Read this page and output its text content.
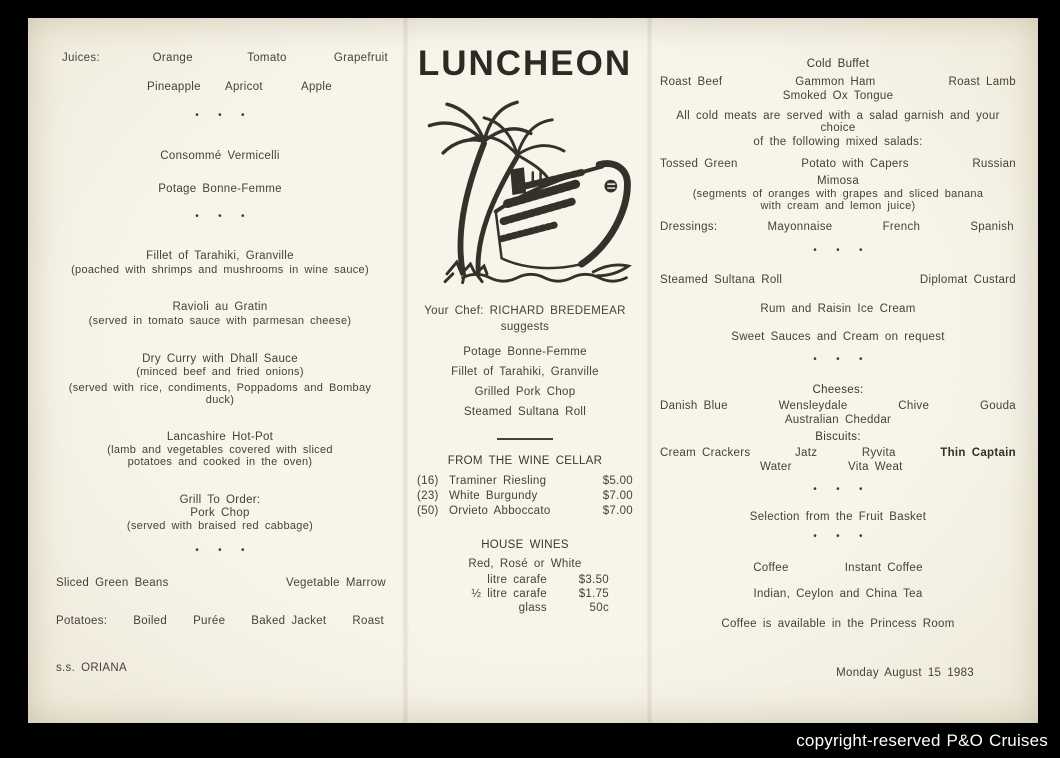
Juices:	Orange	Tomato	Grapefruit
Pineapple	Apricot	Apple
• • •
Consommé Vermicelli
Potage Bonne-Femme
• • •
Fillet of Tarahiki, Granville
(poached with shrimps and mushrooms in wine sauce)
Ravioli au Gratin
(served in tomato sauce with parmesan cheese)
Dry Curry with Dhall Sauce
(minced beef and fried onions)
(served with rice, condiments, Poppadoms and Bombay duck)
Lancashire Hot-Pot
(lamb and vegetables covered with sliced
potatoes and cooked in the oven)
Grill To Order:
Pork Chop
(served with braised red cabbage)
• • •
Sliced Green Beans	Vegetable Marrow
Potatoes: Boiled Purée Baked Jacket Roast
s.s. ORIANA
LUNCHEON
Your Chef: RICHARD BREDEMEAR
suggests
Potage Bonne-Femme
Fillet of Tarahiki, Granville
Grilled Pork Chop
Steamed Sultana Roll
FROM THE WINE CELLAR
(16) Traminer Riesling	$5.00
(23) White Burgundy	$7.00
(50) Orvieto Abboccato	$7.00
HOUSE WINES
Red, Rosé or White
litre carafe	$3.50
½ litre carafe	$1.75
glass	50c
Cold Buffet
Roast Beef	Gammon Ham	Roast Lamb
Smoked Ox Tongue
All cold meats are served with a salad garnish and your choice
of the following mixed salads:
Tossed Green	Potato with Capers	Russian
Mimosa
(segments of oranges with grapes and sliced banana
with cream and lemon juice)
Dressings:	Mayonnaise	French	Spanish
• • •
Steamed Sultana Roll	Diplomat Custard
Rum and Raisin Ice Cream
Sweet Sauces and Cream on request
• • •
Cheeses:
Danish Blue	Wensleydale	Chive	Gouda
Australian Cheddar
Biscuits:
Cream Crackers	Jatz	Ryvita	Thin Captain
Water	Vita Weat
• • •
Selection from the Fruit Basket
• • •
Coffee	Instant Coffee
Indian, Ceylon and China Tea
Coffee is available in the Princess Room
Monday August 15 1983
copyright-reserved P&O Cruises
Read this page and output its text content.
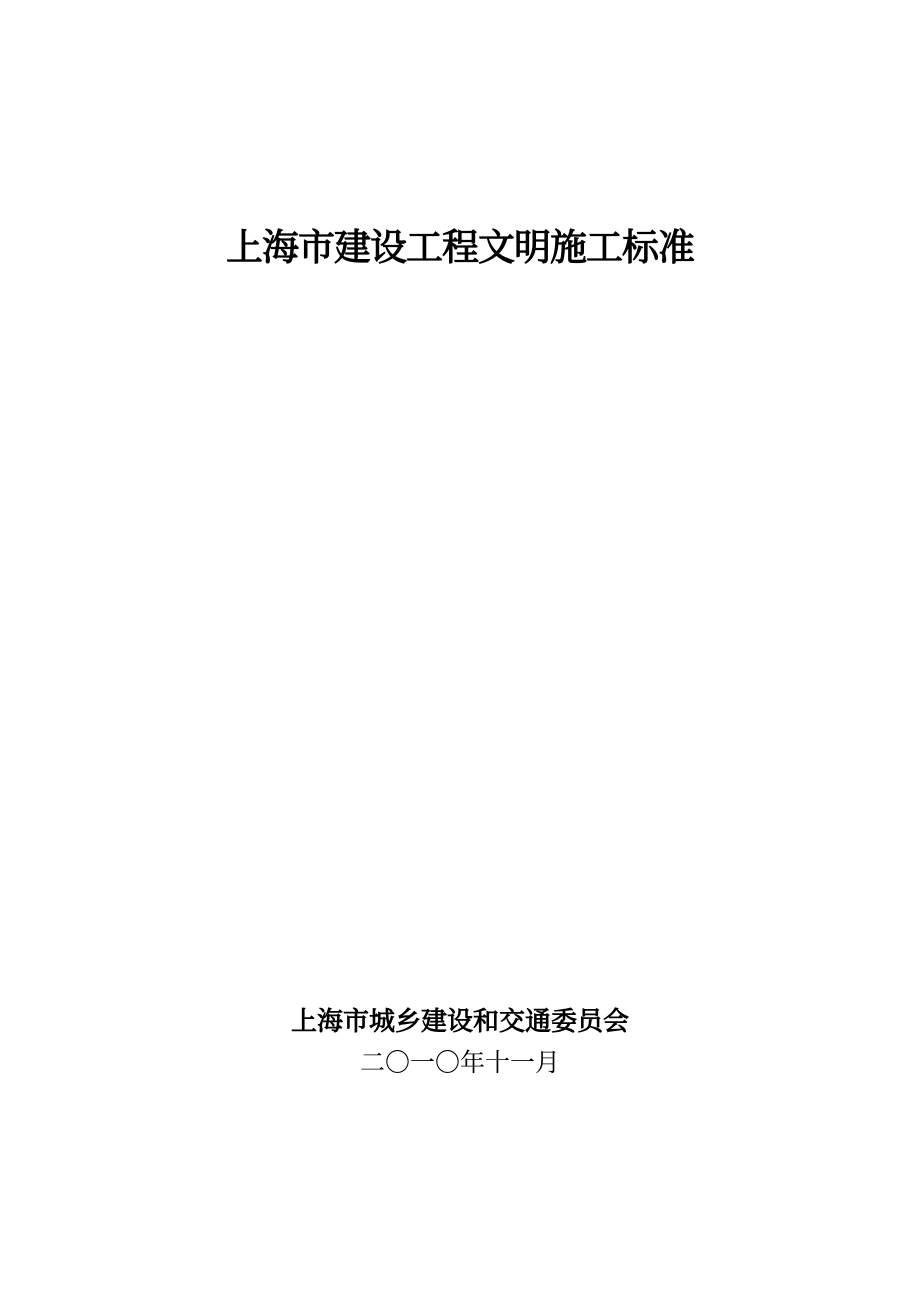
上海市建设工程文明施工标准
上海市城乡建设和交通委员会
二〇一〇年十一月
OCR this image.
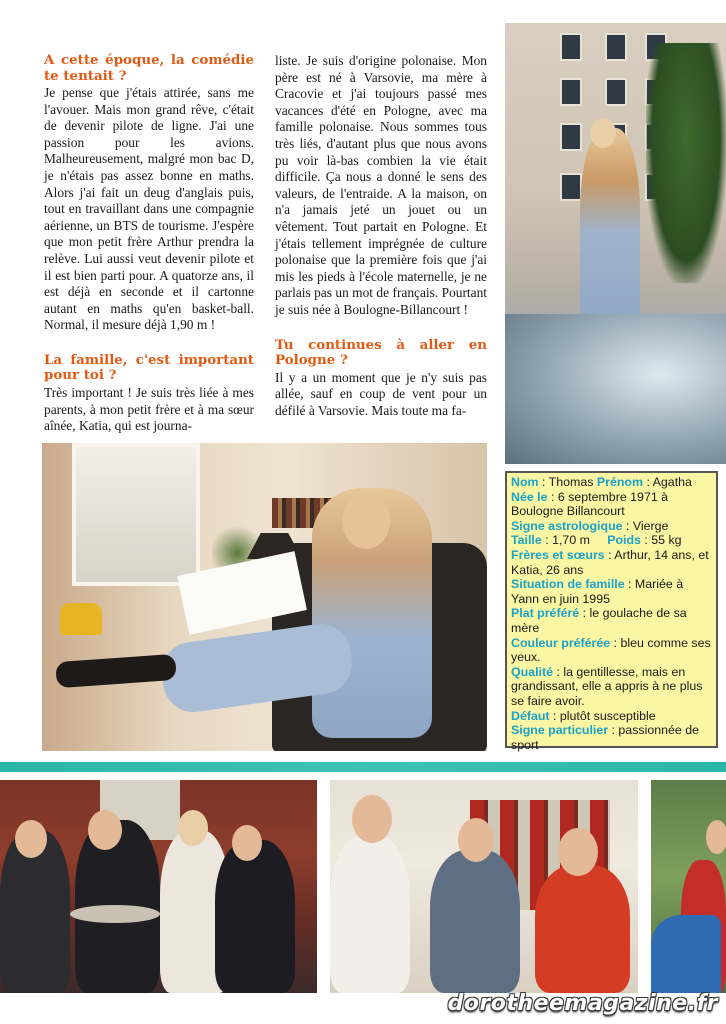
A cette époque, la comédie te tentait ?

Je pense que j'étais attirée, sans me l'avouer. Mais mon grand rêve, c'était de devenir pilote de ligne. J'ai une passion pour les avions. Malheureusement, malgré mon bac D, je n'étais pas assez bonne en maths. Alors j'ai fait un deug d'anglais puis, tout en travaillant dans une compagnie aérienne, un BTS de tourisme. J'espère que mon petit frère Arthur prendra la relève. Lui aussi veut devenir pilote et il est bien parti pour. A quatorze ans, il est déjà en seconde et il cartonne autant en maths qu'en basket-ball. Normal, il mesure déjà 1,90 m !

La famille, c'est important pour toi ?

Très important ! Je suis très liée à mes parents, à mon petit frère et à ma sœur aînée, Katia, qui est journa-

liste. Je suis d'origine polonaise. Mon père est né à Varsovie, ma mère à Cracovie et j'ai toujours passé mes vacances d'été en Pologne, avec ma famille polonaise. Nous sommes tous très liés, d'autant plus que nous avons pu voir là-bas combien la vie était difficile. Ça nous a donné le sens des valeurs, de l'entraide. A la maison, on n'a jamais jeté un jouet ou un vêtement. Tout partait en Pologne. Et j'étais tellement imprégnée de culture polonaise que la première fois que j'ai mis les pieds à l'école maternelle, je ne parlais pas un mot de français. Pourtant je suis née à Boulogne-Billancourt !

Tu continues à aller en Pologne ?

Il y a un moment que je n'y suis pas allée, sauf en coup de vent pour un défilé à Varsovie. Mais toute ma fa-

Nom : Thomas Prénom : Agatha
Née le : 6 septembre 1971 à Boulogne Billancourt
Signe astrologique : Vierge
Taille : 1,70 m     Poids : 55 kg
Frères et sœurs : Arthur, 14 ans, et Katia, 26 ans
Situation de famille : Mariée à Yann en juin 1995
Plat préféré : le goulache de sa mère
Couleur préférée : bleu comme ses yeux.
Qualité : la gentillesse, mais en grandissant, elle a appris à ne plus se faire avoir.
Défaut : plutôt susceptible
Signe particulier : passionnée de sport
dorotheemagazine.fr
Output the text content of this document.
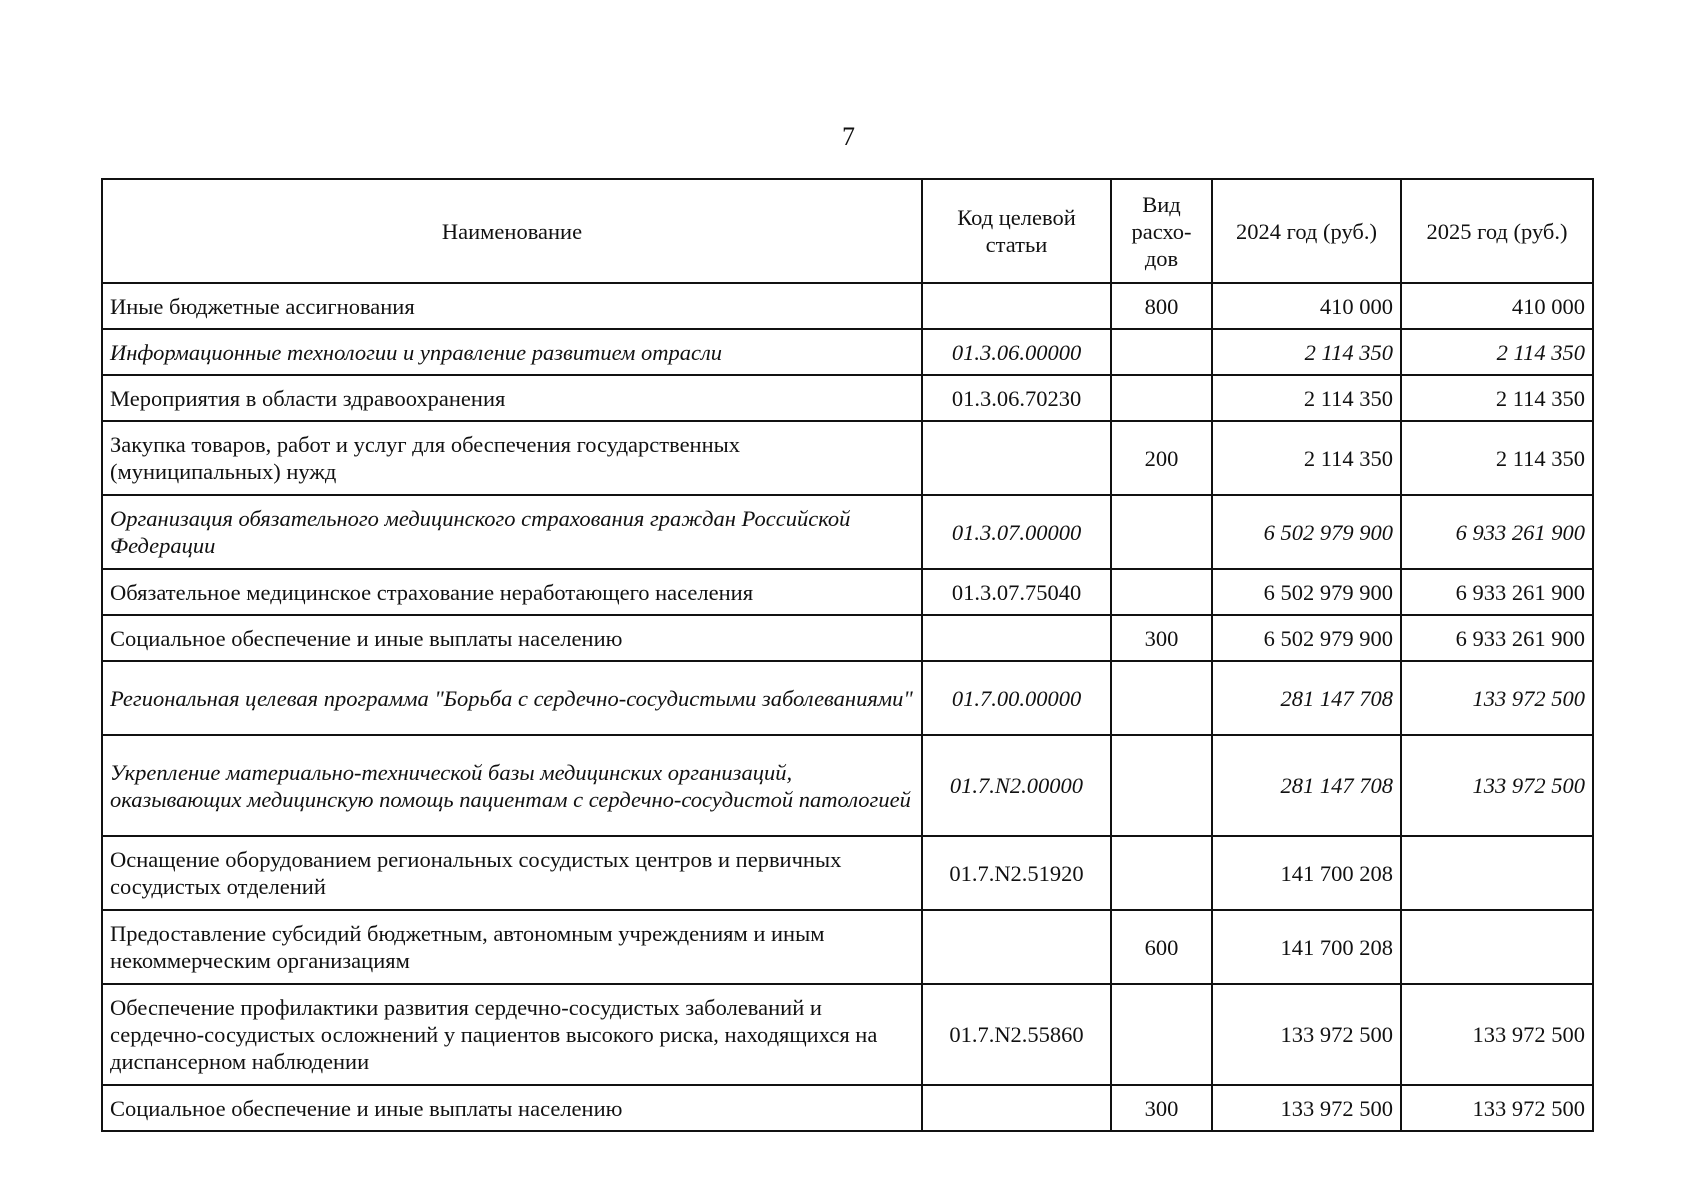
7
Наименование	Код целевой статьи	Вид расхо-дов	2024 год (руб.)	2025 год (руб.)
Иные бюджетные ассигнования		800	410 000	410 000
Информационные технологии и управление развитием отрасли	01.3.06.00000		2 114 350	2 114 350
Мероприятия в области здравоохранения	01.3.06.70230		2 114 350	2 114 350
Закупка товаров, работ и услуг для обеспечения государственных (муниципальных) нужд		200	2 114 350	2 114 350
Организация обязательного медицинского страхования граждан Российской Федерации	01.3.07.00000		6 502 979 900	6 933 261 900
Обязательное медицинское страхование неработающего населения	01.3.07.75040		6 502 979 900	6 933 261 900
Социальное обеспечение и иные выплаты населению		300	6 502 979 900	6 933 261 900
Региональная целевая программа "Борьба с сердечно-сосудистыми заболеваниями"	01.7.00.00000		281 147 708	133 972 500
Укрепление материально-технической базы медицинских организаций, оказывающих медицинскую помощь пациентам с сердечно-сосудистой патологией	01.7.N2.00000		281 147 708	133 972 500
Оснащение оборудованием региональных сосудистых центров и первичных сосудистых отделений	01.7.N2.51920		141 700 208	
Предоставление субсидий бюджетным, автономным учреждениям и иным некоммерческим организациям		600	141 700 208	
Обеспечение профилактики развития сердечно-сосудистых заболеваний и сердечно-сосудистых осложнений у пациентов высокого риска, находящихся на диспансерном наблюдении	01.7.N2.55860		133 972 500	133 972 500
Социальное обеспечение и иные выплаты населению		300	133 972 500	133 972 500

#####

:: EXERCISE INSTRUCTIONS ::
Quote the full listing above word for word; exclude every picture from the copy.

:: FINISHED TASK ::
Read this page and output its text content.
Juices:	Orange	Tomato	Grapefruit
Pineapple	Apricot	Apple
• • •
Consommé Vermicelli
Potage Bonne-Femme
• • •
Fillet of Tarahiki, Granville
(poached with shrimps and mushrooms in wine sauce)
Ravioli au Gratin
(served in tomato sauce with parmesan cheese)
Dry Curry with Dhall Sauce
(minced beef and fried onions)
(served with rice, condiments, Poppadoms and Bombay duck)
Lancashire Hot-Pot
(lamb and vegetables covered with sliced
potatoes and cooked in the oven)
Grill To Order:
Pork Chop
(served with braised red cabbage)
• • •
Sliced Green Beans	Vegetable Marrow
Potatoes: Boiled Purée Baked Jacket Roast
s.s. ORIANA
LUNCHEON
Your Chef: RICHARD BREDEMEAR
suggests
Potage Bonne-Femme
Fillet of Tarahiki, Granville
Grilled Pork Chop
Steamed Sultana Roll
FROM THE WINE CELLAR
(16) Traminer Riesling	$5.00
(23) White Burgundy	$7.00
(50) Orvieto Abboccato	$7.00
HOUSE WINES
Red, Rosé or White
litre carafe	$3.50
½ litre carafe	$1.75
glass	50c
Cold Buffet
Roast Beef	Gammon Ham	Roast Lamb
Smoked Ox Tongue
All cold meats are served with a salad garnish and your choice
of the following mixed salads:
Tossed Green	Potato with Capers	Russian
Mimosa
(segments of oranges with grapes and sliced banana
with cream and lemon juice)
Dressings:	Mayonnaise	French	Spanish
• • •
Steamed Sultana Roll	Diplomat Custard
Rum and Raisin Ice Cream
Sweet Sauces and Cream on request
• • •
Cheeses:
Danish Blue	Wensleydale	Chive	Gouda
Australian Cheddar
Biscuits:
Cream Crackers	Jatz	Ryvita	Thin Captain
Water	Vita Weat
• • •
Selection from the Fruit Basket
• • •
Coffee	Instant Coffee
Indian, Ceylon and China Tea
Coffee is available in the Princess Room
Monday August 15 1983
copyright-reserved P&O Cruises
Read this page and output its text content.
上海市建设工程文明施工标准
上海市城乡建设和交通委员会
二〇一〇年十一月
OCR this image.
A cette époque, la comédie te tentait ?

Je pense que j'étais attirée, sans me l'avouer. Mais mon grand rêve, c'était de devenir pilote de ligne. J'ai une passion pour les avions. Malheureusement, malgré mon bac D, je n'étais pas assez bonne en maths. Alors j'ai fait un deug d'anglais puis, tout en travaillant dans une compagnie aérienne, un BTS de tourisme. J'espère que mon petit frère Arthur prendra la relève. Lui aussi veut devenir pilote et il est bien parti pour. A quatorze ans, il est déjà en seconde et il cartonne autant en maths qu'en basket-ball. Normal, il mesure déjà 1,90 m !

La famille, c'est important pour toi ?

Très important ! Je suis très liée à mes parents, à mon petit frère et à ma sœur aînée, Katia, qui est journa-

liste. Je suis d'origine polonaise. Mon père est né à Varsovie, ma mère à Cracovie et j'ai toujours passé mes vacances d'été en Pologne, avec ma famille polonaise. Nous sommes tous très liés, d'autant plus que nous avons pu voir là-bas combien la vie était difficile. Ça nous a donné le sens des valeurs, de l'entraide. A la maison, on n'a jamais jeté un jouet ou un vêtement. Tout partait en Pologne. Et j'étais tellement imprégnée de culture polonaise que la première fois que j'ai mis les pieds à l'école maternelle, je ne parlais pas un mot de français. Pourtant je suis née à Boulogne-Billancourt !

Tu continues à aller en Pologne ?

Il y a un moment que je n'y suis pas allée, sauf en coup de vent pour un défilé à Varsovie. Mais toute ma fa-

Nom : Thomas Prénom : Agatha
Née le : 6 septembre 1971 à Boulogne Billancourt
Signe astrologique : Vierge
Taille : 1,70 m     Poids : 55 kg
Frères et sœurs : Arthur, 14 ans, et Katia, 26 ans
Situation de famille : Mariée à Yann en juin 1995
Plat préféré : le goulache de sa mère
Couleur préférée : bleu comme ses yeux.
Qualité : la gentillesse, mais en grandissant, elle a appris à ne plus se faire avoir.
Défaut : plutôt susceptible
Signe particulier : passionnée de sport
dorotheemagazine.fr
Output the text content of this document.
7
Наименование	Код целевой статьи	Вид расхо-дов	2024 год (руб.)	2025 год (руб.)
Иные бюджетные ассигнования		800	410 000	410 000
Информационные технологии и управление развитием отрасли	01.3.06.00000		2 114 350	2 114 350
Мероприятия в области здравоохранения	01.3.06.70230		2 114 350	2 114 350
Закупка товаров, работ и услуг для обеспечения государственных (муниципальных) нужд		200	2 114 350	2 114 350
Организация обязательного медицинского страхования граждан Российской Федерации	01.3.07.00000		6 502 979 900	6 933 261 900
Обязательное медицинское страхование неработающего населения	01.3.07.75040		6 502 979 900	6 933 261 900
Социальное обеспечение и иные выплаты населению		300	6 502 979 900	6 933 261 900
Региональная целевая программа "Борьба с сердечно-сосудистыми заболеваниями"	01.7.00.00000		281 147 708	133 972 500
Укрепление материально-технической базы медицинских организаций, оказывающих медицинскую помощь пациентам с сердечно-сосудистой патологией	01.7.N2.00000		281 147 708	133 972 500
Оснащение оборудованием региональных сосудистых центров и первичных сосудистых отделений	01.7.N2.51920		141 700 208	
Предоставление субсидий бюджетным, автономным учреждениям и иным некоммерческим организациям		600	141 700 208	
Обеспечение профилактики развития сердечно-сосудистых заболеваний и сердечно-сосудистых осложнений у пациентов высокого риска, находящихся на диспансерном наблюдении	01.7.N2.55860		133 972 500	133 972 500
Социальное обеспечение и иные выплаты населению		300	133 972 500	133 972 500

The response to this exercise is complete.